Count how many lines below contain the word "本地磁盘", then give that number alone.

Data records
※ ※ ※
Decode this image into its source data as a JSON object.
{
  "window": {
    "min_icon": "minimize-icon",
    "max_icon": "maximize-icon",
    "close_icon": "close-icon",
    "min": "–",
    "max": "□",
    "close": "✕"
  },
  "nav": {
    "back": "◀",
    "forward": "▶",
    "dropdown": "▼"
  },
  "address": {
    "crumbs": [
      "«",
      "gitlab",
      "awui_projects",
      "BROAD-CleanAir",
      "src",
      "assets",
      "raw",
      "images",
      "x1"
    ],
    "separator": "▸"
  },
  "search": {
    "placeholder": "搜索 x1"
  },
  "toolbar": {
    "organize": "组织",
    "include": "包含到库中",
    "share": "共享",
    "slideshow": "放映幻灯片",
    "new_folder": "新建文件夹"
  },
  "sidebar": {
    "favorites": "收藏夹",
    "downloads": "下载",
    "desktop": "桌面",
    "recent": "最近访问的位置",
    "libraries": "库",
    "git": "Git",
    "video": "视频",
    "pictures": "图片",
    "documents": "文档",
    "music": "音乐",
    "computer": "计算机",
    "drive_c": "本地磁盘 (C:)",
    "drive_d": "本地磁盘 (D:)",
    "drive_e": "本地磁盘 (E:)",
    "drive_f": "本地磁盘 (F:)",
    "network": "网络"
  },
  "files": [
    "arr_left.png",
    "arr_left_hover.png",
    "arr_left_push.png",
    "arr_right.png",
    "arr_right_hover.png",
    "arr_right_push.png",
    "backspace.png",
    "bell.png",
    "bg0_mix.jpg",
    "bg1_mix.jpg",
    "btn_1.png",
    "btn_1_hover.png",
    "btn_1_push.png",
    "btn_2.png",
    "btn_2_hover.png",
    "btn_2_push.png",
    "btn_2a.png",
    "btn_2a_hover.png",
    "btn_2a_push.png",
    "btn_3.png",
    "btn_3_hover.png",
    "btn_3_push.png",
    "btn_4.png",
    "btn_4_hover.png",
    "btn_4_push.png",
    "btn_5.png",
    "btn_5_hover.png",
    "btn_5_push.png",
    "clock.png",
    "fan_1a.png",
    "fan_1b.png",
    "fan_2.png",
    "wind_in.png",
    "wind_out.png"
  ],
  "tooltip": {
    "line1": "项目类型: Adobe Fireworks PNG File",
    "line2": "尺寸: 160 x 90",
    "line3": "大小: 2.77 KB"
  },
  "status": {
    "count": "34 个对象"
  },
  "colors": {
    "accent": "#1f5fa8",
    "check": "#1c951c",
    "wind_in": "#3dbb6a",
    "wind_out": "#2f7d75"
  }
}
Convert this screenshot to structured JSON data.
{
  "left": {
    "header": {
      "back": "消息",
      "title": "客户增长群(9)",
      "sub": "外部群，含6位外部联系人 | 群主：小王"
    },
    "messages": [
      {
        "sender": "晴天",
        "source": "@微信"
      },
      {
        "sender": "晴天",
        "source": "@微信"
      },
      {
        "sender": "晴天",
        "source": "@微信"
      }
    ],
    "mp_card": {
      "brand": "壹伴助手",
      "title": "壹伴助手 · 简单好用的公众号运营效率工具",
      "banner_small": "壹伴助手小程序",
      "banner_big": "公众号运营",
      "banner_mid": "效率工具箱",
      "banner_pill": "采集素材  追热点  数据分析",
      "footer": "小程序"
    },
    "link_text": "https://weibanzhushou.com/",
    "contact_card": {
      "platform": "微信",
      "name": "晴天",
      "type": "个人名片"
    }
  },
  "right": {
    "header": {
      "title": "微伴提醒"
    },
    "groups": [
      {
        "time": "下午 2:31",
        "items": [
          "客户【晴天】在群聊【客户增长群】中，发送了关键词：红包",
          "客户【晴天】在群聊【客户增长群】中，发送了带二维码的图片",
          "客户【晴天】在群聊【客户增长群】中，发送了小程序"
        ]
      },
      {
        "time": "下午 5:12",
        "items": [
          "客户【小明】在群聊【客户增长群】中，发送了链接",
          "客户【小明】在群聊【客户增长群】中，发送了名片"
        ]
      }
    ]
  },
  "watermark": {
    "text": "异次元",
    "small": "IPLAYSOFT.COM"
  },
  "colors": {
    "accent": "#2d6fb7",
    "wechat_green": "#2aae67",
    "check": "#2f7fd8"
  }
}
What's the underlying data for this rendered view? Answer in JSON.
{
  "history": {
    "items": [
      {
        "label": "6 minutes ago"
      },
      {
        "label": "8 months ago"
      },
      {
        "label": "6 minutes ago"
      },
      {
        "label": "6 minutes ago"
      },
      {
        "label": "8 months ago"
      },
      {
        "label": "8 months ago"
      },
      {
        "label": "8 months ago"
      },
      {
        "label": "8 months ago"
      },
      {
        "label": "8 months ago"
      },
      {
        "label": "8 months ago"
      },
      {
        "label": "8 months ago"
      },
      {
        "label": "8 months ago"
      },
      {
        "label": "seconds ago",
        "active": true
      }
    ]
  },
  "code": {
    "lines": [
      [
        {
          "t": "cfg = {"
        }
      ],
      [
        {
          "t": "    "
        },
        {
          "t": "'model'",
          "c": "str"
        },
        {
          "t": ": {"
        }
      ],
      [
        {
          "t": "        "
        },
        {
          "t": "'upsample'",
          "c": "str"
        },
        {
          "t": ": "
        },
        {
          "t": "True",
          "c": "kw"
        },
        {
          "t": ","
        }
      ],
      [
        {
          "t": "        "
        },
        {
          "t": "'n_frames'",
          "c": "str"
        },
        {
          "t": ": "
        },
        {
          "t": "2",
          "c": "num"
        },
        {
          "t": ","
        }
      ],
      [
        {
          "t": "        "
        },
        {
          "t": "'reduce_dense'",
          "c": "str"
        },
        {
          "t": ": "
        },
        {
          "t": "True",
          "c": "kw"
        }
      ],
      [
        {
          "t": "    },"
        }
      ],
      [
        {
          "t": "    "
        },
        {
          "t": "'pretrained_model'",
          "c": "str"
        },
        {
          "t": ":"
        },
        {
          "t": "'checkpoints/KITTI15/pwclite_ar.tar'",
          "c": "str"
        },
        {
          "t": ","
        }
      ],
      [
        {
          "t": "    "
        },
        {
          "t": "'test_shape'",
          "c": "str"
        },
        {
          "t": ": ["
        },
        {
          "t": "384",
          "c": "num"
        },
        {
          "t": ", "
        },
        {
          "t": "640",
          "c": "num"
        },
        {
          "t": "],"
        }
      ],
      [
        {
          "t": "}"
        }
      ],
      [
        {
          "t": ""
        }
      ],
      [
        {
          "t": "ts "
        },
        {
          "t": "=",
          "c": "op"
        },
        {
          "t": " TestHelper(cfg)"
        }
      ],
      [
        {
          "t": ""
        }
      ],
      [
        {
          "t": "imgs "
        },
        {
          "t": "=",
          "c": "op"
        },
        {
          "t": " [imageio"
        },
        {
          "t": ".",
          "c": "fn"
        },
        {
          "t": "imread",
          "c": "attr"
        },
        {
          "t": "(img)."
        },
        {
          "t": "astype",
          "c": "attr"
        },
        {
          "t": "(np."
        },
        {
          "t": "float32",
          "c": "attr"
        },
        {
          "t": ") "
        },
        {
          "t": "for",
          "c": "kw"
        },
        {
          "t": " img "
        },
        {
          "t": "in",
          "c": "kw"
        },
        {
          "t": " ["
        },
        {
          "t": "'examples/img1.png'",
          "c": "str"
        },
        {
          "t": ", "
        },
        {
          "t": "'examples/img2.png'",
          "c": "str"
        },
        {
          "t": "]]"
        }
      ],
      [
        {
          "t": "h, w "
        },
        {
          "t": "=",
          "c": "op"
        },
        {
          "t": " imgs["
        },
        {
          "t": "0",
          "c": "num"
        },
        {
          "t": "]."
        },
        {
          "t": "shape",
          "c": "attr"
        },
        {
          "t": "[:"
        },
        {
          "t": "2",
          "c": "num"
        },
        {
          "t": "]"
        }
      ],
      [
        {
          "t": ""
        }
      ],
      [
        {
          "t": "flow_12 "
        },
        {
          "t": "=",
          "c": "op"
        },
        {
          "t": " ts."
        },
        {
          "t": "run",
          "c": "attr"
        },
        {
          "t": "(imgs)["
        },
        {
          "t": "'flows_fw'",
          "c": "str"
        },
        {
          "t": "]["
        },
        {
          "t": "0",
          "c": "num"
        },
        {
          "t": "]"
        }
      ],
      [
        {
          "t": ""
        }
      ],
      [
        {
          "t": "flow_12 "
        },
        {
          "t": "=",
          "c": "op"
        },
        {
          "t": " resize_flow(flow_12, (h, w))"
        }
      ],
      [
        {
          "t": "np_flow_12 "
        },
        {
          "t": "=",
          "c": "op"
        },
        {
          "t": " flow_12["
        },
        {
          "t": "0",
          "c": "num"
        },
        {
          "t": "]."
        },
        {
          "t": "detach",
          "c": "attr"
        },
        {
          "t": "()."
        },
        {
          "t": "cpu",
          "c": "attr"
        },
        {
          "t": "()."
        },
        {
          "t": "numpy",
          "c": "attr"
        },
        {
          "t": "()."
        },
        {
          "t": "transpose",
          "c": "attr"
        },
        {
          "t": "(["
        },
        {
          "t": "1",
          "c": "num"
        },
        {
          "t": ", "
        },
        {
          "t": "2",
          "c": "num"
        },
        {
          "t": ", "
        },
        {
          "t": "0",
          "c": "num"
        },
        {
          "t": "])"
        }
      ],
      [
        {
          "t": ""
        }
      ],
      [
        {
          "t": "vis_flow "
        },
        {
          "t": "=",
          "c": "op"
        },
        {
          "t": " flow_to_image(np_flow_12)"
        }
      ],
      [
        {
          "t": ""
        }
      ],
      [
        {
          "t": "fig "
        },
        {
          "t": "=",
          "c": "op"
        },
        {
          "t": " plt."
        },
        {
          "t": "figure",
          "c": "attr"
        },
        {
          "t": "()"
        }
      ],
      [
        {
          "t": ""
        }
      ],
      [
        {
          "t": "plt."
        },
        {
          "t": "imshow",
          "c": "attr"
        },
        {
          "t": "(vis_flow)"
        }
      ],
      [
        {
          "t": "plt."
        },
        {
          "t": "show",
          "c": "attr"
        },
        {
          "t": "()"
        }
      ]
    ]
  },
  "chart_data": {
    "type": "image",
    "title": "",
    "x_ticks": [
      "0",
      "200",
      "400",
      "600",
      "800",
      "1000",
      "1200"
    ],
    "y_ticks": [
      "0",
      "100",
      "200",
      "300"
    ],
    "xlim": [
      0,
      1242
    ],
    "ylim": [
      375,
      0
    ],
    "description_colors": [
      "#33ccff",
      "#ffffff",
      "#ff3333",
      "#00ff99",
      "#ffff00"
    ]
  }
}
※ ※ ※
WRITTEN RESPONSE
4